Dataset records
====================
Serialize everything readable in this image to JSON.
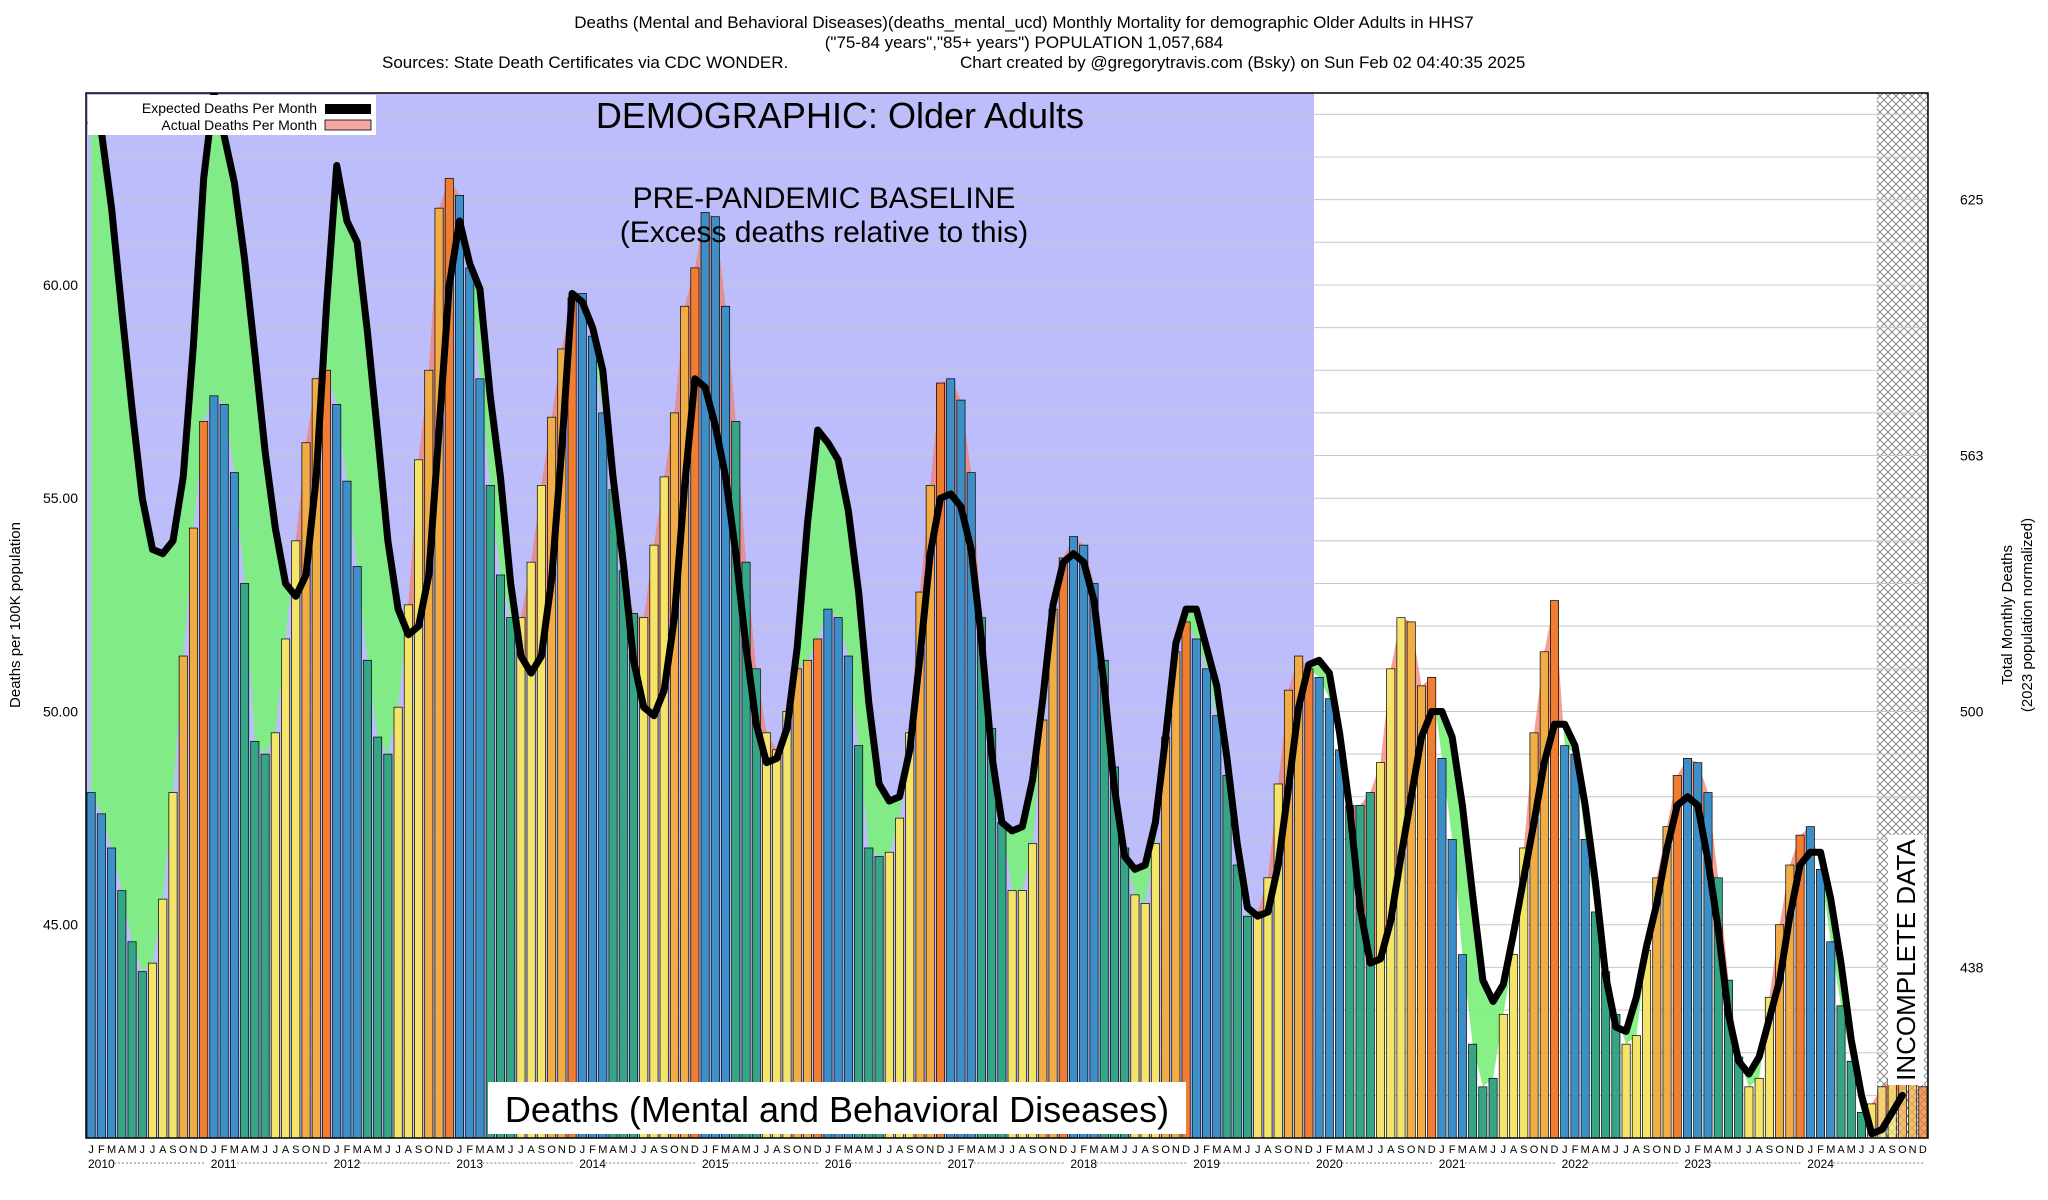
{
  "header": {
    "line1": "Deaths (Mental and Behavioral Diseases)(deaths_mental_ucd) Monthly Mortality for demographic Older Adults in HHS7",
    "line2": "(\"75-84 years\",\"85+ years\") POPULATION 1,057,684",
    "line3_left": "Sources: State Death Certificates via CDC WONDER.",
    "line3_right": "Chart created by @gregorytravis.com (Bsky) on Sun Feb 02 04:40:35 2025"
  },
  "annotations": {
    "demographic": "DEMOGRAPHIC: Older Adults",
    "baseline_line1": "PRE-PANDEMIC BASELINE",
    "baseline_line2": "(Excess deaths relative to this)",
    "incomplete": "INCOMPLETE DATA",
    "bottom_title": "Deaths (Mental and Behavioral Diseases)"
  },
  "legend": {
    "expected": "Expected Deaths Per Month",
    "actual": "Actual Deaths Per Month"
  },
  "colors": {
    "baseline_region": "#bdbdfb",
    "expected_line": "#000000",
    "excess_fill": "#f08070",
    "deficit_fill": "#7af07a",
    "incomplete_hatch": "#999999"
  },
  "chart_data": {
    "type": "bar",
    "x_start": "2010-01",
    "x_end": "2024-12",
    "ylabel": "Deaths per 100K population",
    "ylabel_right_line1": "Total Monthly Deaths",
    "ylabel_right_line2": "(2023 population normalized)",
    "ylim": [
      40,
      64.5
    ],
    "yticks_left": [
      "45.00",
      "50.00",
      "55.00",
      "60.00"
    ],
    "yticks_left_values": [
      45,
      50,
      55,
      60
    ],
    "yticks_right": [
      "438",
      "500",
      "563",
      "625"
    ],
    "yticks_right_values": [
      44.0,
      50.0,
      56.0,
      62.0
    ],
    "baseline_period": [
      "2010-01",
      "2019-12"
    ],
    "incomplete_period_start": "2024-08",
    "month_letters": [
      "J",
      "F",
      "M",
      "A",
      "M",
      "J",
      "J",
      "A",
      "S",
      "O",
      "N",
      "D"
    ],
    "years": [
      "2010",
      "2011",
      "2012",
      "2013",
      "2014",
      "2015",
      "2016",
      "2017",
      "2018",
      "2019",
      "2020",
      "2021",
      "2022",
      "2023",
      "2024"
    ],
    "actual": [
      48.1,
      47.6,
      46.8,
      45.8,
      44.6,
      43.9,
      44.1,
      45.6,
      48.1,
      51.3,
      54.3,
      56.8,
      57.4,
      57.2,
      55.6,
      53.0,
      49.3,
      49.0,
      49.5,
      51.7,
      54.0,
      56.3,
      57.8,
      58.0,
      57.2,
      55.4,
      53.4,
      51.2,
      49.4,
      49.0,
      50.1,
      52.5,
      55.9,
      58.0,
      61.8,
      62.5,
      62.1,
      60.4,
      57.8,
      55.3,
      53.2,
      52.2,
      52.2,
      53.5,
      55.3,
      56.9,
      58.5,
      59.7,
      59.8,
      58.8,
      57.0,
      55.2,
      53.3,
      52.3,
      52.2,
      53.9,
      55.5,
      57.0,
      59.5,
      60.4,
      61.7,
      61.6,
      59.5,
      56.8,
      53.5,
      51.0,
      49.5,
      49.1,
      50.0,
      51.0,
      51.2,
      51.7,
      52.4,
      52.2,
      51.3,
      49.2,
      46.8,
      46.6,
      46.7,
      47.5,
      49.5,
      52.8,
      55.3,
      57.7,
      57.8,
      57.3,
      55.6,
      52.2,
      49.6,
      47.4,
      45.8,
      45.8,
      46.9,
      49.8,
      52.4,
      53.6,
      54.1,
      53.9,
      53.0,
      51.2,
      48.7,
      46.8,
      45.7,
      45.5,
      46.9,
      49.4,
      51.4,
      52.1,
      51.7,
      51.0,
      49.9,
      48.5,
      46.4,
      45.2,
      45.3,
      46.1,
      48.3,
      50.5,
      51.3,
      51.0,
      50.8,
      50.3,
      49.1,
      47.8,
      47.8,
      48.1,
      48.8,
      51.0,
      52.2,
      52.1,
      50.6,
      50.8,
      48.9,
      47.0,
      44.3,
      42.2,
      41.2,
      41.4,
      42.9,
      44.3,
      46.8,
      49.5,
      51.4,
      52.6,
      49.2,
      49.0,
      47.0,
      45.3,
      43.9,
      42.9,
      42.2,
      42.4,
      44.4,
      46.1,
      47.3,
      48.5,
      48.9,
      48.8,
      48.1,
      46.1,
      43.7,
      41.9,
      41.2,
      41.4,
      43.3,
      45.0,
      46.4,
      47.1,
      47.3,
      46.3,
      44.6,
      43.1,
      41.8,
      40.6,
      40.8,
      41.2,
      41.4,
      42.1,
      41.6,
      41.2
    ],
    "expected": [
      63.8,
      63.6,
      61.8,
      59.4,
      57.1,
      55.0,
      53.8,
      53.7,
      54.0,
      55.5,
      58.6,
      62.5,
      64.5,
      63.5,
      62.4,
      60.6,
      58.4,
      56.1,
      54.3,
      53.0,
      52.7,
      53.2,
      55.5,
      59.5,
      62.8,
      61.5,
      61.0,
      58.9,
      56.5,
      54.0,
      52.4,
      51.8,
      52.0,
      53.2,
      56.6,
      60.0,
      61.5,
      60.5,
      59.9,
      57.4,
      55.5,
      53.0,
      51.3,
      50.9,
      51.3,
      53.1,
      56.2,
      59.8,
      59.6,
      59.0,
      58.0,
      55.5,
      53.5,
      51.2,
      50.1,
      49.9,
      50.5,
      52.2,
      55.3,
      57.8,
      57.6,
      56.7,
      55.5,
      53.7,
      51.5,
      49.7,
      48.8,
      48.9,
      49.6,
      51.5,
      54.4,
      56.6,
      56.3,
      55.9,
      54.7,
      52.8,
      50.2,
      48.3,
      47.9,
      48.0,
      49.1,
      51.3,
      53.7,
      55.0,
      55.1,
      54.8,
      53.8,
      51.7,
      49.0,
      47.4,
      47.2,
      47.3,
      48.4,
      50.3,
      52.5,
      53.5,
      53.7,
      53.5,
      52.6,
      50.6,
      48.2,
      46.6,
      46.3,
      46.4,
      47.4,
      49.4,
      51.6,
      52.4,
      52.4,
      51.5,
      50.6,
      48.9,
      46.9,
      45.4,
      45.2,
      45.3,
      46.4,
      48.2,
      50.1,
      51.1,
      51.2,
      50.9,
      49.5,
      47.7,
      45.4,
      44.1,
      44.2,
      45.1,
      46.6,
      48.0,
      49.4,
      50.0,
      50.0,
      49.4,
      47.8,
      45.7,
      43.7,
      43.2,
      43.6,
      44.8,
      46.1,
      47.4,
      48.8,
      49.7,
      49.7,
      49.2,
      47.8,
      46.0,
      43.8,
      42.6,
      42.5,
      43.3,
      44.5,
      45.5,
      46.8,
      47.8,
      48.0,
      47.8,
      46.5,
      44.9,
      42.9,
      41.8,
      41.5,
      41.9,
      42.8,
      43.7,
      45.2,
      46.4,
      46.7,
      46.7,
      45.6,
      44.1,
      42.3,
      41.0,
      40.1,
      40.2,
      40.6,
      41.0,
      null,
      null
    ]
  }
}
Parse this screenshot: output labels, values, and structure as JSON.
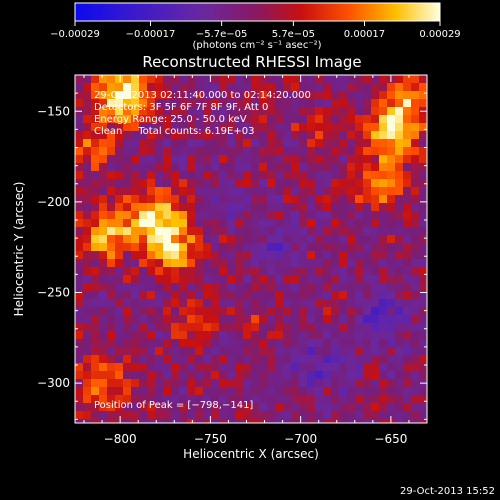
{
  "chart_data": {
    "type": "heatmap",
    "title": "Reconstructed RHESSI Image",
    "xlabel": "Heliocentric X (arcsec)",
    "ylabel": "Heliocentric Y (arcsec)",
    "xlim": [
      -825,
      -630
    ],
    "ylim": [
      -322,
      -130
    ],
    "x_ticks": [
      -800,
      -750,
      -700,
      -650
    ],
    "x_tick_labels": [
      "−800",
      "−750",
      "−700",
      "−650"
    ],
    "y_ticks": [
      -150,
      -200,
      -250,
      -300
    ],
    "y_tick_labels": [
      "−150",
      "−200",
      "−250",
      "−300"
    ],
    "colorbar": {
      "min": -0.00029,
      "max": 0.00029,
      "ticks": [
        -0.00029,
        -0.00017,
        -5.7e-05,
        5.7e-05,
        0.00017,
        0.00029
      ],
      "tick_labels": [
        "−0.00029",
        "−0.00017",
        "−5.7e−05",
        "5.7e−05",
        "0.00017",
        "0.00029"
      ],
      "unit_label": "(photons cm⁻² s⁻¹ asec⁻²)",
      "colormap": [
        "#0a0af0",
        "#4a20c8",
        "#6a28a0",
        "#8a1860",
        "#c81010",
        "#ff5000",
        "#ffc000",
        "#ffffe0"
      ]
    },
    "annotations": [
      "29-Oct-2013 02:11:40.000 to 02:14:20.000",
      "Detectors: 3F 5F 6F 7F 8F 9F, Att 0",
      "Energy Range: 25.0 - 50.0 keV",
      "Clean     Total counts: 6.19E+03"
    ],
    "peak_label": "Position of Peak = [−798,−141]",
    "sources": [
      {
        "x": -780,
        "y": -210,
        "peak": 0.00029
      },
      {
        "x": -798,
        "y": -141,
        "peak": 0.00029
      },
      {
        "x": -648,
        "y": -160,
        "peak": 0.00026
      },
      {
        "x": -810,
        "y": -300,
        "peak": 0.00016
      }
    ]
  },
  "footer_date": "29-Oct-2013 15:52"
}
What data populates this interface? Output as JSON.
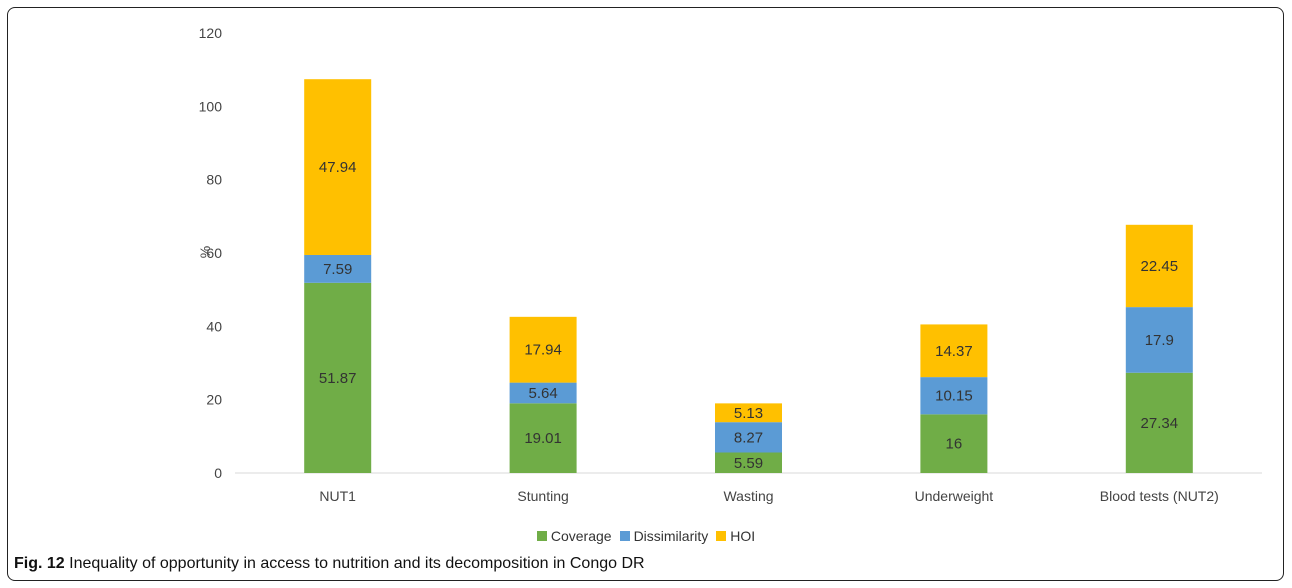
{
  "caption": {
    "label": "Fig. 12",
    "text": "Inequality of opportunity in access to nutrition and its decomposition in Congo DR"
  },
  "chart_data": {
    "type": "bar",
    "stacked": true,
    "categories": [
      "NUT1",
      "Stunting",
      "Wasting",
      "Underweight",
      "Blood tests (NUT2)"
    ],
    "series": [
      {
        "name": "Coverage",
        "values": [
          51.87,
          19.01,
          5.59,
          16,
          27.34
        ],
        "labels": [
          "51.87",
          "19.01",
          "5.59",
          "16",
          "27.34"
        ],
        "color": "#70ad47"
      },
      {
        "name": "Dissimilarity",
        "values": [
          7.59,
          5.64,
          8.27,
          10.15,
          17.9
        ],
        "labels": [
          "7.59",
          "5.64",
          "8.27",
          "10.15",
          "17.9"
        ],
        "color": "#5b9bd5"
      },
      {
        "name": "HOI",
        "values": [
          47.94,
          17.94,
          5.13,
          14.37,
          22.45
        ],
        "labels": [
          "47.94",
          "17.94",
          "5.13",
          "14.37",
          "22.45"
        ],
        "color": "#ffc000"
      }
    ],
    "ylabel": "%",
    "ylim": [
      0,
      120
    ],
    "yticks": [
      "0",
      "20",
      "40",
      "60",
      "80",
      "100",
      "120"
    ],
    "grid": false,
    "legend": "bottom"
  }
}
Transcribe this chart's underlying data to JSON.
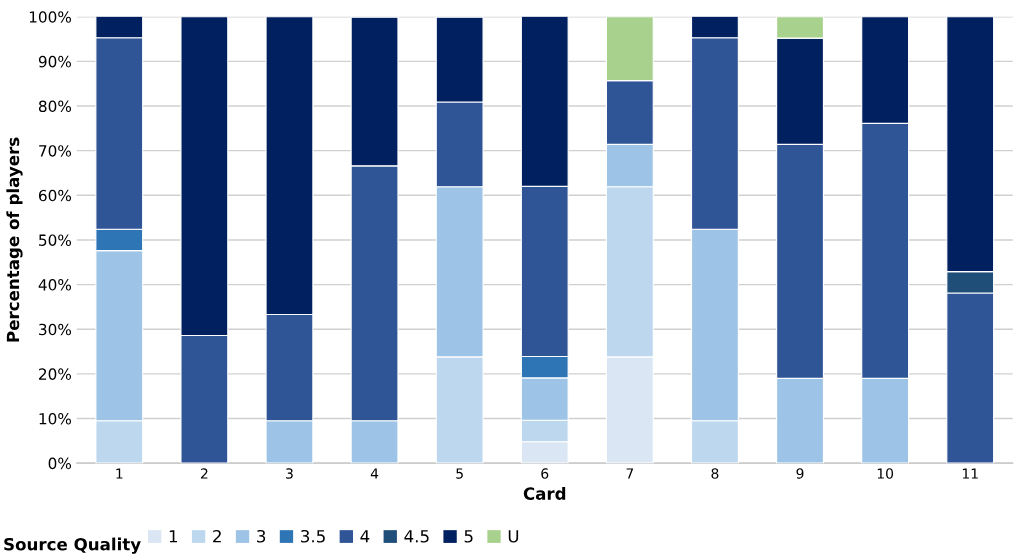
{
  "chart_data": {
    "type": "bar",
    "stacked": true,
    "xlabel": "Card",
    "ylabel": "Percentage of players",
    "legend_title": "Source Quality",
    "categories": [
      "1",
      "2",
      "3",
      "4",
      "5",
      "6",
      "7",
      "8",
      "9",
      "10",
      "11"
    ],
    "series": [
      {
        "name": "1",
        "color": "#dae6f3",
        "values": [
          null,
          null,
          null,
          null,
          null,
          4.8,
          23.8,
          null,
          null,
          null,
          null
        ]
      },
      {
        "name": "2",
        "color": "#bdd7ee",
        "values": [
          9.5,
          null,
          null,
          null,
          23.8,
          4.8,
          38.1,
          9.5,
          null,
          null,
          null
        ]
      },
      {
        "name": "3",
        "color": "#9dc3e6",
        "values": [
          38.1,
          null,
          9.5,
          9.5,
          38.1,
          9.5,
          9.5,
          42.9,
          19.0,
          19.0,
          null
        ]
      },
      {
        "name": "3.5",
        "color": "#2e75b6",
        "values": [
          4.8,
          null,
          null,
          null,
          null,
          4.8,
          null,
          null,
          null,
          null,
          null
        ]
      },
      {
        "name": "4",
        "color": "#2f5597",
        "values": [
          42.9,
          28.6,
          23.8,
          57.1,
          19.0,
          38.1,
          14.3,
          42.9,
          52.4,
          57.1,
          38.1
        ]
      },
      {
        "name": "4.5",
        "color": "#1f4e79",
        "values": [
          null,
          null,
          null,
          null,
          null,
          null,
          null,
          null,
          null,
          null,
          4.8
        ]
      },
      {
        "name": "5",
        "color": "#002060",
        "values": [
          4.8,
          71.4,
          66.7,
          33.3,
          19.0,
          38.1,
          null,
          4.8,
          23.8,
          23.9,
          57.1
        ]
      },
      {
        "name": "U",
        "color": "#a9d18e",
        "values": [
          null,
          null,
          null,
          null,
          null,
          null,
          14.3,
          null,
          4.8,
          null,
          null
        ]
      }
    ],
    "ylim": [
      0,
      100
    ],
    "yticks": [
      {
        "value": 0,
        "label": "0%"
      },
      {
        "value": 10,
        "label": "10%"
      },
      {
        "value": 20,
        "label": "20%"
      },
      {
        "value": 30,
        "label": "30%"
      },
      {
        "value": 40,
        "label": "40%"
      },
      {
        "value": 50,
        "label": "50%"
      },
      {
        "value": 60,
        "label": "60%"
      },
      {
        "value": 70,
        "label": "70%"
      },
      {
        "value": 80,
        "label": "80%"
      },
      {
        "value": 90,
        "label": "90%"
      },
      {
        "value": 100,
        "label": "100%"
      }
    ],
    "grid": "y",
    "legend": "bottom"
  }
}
====================
_What to produce_
State the number of lines holding the word "demographic" in the listing. Add nothing else.

_Completed exercise_
2